* Instruction *
Reproduce the listing below in its entirety. Change nothing.

-- begin --

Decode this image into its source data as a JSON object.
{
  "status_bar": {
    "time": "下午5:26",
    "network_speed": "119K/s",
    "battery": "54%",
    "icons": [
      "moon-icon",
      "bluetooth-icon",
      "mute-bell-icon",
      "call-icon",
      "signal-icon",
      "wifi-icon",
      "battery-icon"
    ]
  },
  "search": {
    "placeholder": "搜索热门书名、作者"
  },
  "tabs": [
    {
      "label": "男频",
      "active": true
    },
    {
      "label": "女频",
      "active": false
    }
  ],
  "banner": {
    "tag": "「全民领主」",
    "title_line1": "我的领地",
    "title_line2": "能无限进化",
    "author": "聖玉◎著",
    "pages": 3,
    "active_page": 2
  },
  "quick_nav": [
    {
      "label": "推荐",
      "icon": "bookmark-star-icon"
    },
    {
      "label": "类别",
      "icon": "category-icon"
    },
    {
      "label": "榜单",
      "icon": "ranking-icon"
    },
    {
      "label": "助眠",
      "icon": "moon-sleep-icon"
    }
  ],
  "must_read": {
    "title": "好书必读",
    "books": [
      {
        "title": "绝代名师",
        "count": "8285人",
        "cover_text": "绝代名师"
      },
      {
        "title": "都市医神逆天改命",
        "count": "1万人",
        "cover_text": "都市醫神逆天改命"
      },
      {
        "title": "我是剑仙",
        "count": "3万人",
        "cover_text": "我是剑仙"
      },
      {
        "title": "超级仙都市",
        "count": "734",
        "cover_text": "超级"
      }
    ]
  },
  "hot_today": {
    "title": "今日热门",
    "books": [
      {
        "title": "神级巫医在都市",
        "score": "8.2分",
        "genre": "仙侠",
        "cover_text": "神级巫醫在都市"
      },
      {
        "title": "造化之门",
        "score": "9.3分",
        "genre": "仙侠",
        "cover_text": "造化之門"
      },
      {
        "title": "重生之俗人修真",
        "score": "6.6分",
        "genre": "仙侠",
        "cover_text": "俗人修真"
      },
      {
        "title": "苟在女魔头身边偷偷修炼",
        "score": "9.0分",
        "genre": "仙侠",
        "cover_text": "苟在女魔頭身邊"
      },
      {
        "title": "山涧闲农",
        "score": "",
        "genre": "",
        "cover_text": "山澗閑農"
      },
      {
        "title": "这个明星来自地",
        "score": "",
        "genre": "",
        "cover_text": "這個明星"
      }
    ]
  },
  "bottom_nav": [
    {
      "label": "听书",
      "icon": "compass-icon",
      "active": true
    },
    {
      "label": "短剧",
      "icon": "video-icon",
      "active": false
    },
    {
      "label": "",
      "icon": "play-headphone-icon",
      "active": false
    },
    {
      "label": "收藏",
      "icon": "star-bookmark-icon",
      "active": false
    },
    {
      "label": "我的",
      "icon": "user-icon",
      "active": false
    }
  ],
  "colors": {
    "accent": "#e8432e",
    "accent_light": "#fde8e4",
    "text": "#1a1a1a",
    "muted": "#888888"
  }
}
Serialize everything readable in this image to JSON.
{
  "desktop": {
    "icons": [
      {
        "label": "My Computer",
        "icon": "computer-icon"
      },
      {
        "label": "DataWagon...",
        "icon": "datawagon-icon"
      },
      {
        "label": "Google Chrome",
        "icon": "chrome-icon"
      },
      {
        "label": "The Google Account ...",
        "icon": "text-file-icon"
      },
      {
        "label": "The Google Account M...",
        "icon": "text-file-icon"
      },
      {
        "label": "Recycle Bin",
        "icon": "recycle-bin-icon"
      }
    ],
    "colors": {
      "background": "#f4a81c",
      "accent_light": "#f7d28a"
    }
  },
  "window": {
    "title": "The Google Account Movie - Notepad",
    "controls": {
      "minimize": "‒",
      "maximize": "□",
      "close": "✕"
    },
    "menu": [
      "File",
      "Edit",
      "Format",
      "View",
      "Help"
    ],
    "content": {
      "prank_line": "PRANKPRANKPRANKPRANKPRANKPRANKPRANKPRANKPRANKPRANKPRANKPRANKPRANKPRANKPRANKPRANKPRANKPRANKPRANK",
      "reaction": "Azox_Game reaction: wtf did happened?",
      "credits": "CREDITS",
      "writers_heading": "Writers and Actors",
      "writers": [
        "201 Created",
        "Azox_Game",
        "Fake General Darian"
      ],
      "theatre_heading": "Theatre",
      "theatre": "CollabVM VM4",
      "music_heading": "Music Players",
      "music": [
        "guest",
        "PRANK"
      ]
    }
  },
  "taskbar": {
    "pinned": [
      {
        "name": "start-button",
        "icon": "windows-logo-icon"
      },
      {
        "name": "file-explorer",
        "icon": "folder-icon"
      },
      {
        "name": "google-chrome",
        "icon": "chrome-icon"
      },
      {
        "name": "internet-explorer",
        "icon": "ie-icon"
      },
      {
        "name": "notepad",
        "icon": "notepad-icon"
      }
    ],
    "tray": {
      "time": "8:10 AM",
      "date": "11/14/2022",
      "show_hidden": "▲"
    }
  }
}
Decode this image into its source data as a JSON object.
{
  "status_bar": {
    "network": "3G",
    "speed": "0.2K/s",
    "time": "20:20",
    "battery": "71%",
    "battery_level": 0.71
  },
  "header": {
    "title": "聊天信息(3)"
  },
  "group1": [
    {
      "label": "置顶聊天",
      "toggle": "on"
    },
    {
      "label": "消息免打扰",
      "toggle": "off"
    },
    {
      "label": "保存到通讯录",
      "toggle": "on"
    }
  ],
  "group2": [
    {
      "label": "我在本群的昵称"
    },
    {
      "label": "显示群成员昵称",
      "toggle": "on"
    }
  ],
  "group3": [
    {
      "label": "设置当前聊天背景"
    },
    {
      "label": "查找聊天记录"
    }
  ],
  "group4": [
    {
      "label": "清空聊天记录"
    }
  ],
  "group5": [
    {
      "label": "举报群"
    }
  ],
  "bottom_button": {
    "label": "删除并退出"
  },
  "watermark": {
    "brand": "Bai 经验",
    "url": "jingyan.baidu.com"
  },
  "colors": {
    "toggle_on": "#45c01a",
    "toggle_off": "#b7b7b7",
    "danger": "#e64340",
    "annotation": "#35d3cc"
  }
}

-- end --

* Written reply *
Decode this image into its source data as a JSON object.
{
  "status_bar": {
    "time": "下午5:26",
    "network_speed": "119K/s",
    "battery": "54%",
    "icons": [
      "moon-icon",
      "bluetooth-icon",
      "mute-bell-icon",
      "call-icon",
      "signal-icon",
      "wifi-icon",
      "battery-icon"
    ]
  },
  "search": {
    "placeholder": "搜索热门书名、作者"
  },
  "tabs": [
    {
      "label": "男频",
      "active": true
    },
    {
      "label": "女频",
      "active": false
    }
  ],
  "banner": {
    "tag": "「全民领主」",
    "title_line1": "我的领地",
    "title_line2": "能无限进化",
    "author": "聖玉◎著",
    "pages": 3,
    "active_page": 2
  },
  "quick_nav": [
    {
      "label": "推荐",
      "icon": "bookmark-star-icon"
    },
    {
      "label": "类别",
      "icon": "category-icon"
    },
    {
      "label": "榜单",
      "icon": "ranking-icon"
    },
    {
      "label": "助眠",
      "icon": "moon-sleep-icon"
    }
  ],
  "must_read": {
    "title": "好书必读",
    "books": [
      {
        "title": "绝代名师",
        "count": "8285人",
        "cover_text": "绝代名师"
      },
      {
        "title": "都市医神逆天改命",
        "count": "1万人",
        "cover_text": "都市醫神逆天改命"
      },
      {
        "title": "我是剑仙",
        "count": "3万人",
        "cover_text": "我是剑仙"
      },
      {
        "title": "超级仙都市",
        "count": "734",
        "cover_text": "超级"
      }
    ]
  },
  "hot_today": {
    "title": "今日热门",
    "books": [
      {
        "title": "神级巫医在都市",
        "score": "8.2分",
        "genre": "仙侠",
        "cover_text": "神级巫醫在都市"
      },
      {
        "title": "造化之门",
        "score": "9.3分",
        "genre": "仙侠",
        "cover_text": "造化之門"
      },
      {
        "title": "重生之俗人修真",
        "score": "6.6分",
        "genre": "仙侠",
        "cover_text": "俗人修真"
      },
      {
        "title": "苟在女魔头身边偷偷修炼",
        "score": "9.0分",
        "genre": "仙侠",
        "cover_text": "苟在女魔頭身邊"
      },
      {
        "title": "山涧闲农",
        "score": "",
        "genre": "",
        "cover_text": "山澗閑農"
      },
      {
        "title": "这个明星来自地",
        "score": "",
        "genre": "",
        "cover_text": "這個明星"
      }
    ]
  },
  "bottom_nav": [
    {
      "label": "听书",
      "icon": "compass-icon",
      "active": true
    },
    {
      "label": "短剧",
      "icon": "video-icon",
      "active": false
    },
    {
      "label": "",
      "icon": "play-headphone-icon",
      "active": false
    },
    {
      "label": "收藏",
      "icon": "star-bookmark-icon",
      "active": false
    },
    {
      "label": "我的",
      "icon": "user-icon",
      "active": false
    }
  ],
  "colors": {
    "accent": "#e8432e",
    "accent_light": "#fde8e4",
    "text": "#1a1a1a",
    "muted": "#888888"
  }
}
Serialize everything readable in this image to JSON.
{
  "desktop": {
    "icons": [
      {
        "label": "My Computer",
        "icon": "computer-icon"
      },
      {
        "label": "DataWagon...",
        "icon": "datawagon-icon"
      },
      {
        "label": "Google Chrome",
        "icon": "chrome-icon"
      },
      {
        "label": "The Google Account ...",
        "icon": "text-file-icon"
      },
      {
        "label": "The Google Account M...",
        "icon": "text-file-icon"
      },
      {
        "label": "Recycle Bin",
        "icon": "recycle-bin-icon"
      }
    ],
    "colors": {
      "background": "#f4a81c",
      "accent_light": "#f7d28a"
    }
  },
  "window": {
    "title": "The Google Account Movie - Notepad",
    "controls": {
      "minimize": "‒",
      "maximize": "□",
      "close": "✕"
    },
    "menu": [
      "File",
      "Edit",
      "Format",
      "View",
      "Help"
    ],
    "content": {
      "prank_line": "PRANKPRANKPRANKPRANKPRANKPRANKPRANKPRANKPRANKPRANKPRANKPRANKPRANKPRANKPRANKPRANKPRANKPRANKPRANK",
      "reaction": "Azox_Game reaction: wtf did happened?",
      "credits": "CREDITS",
      "writers_heading": "Writers and Actors",
      "writers": [
        "201 Created",
        "Azox_Game",
        "Fake General Darian"
      ],
      "theatre_heading": "Theatre",
      "theatre": "CollabVM VM4",
      "music_heading": "Music Players",
      "music": [
        "guest",
        "PRANK"
      ]
    }
  },
  "taskbar": {
    "pinned": [
      {
        "name": "start-button",
        "icon": "windows-logo-icon"
      },
      {
        "name": "file-explorer",
        "icon": "folder-icon"
      },
      {
        "name": "google-chrome",
        "icon": "chrome-icon"
      },
      {
        "name": "internet-explorer",
        "icon": "ie-icon"
      },
      {
        "name": "notepad",
        "icon": "notepad-icon"
      }
    ],
    "tray": {
      "time": "8:10 AM",
      "date": "11/14/2022",
      "show_hidden": "▲"
    }
  }
}
Decode this image into its source data as a JSON object.
{
  "status_bar": {
    "network": "3G",
    "speed": "0.2K/s",
    "time": "20:20",
    "battery": "71%",
    "battery_level": 0.71
  },
  "header": {
    "title": "聊天信息(3)"
  },
  "group1": [
    {
      "label": "置顶聊天",
      "toggle": "on"
    },
    {
      "label": "消息免打扰",
      "toggle": "off"
    },
    {
      "label": "保存到通讯录",
      "toggle": "on"
    }
  ],
  "group2": [
    {
      "label": "我在本群的昵称"
    },
    {
      "label": "显示群成员昵称",
      "toggle": "on"
    }
  ],
  "group3": [
    {
      "label": "设置当前聊天背景"
    },
    {
      "label": "查找聊天记录"
    }
  ],
  "group4": [
    {
      "label": "清空聊天记录"
    }
  ],
  "group5": [
    {
      "label": "举报群"
    }
  ],
  "bottom_button": {
    "label": "删除并退出"
  },
  "watermark": {
    "brand": "Bai 经验",
    "url": "jingyan.baidu.com"
  },
  "colors": {
    "toggle_on": "#45c01a",
    "toggle_off": "#b7b7b7",
    "danger": "#e64340",
    "annotation": "#35d3cc"
  }
}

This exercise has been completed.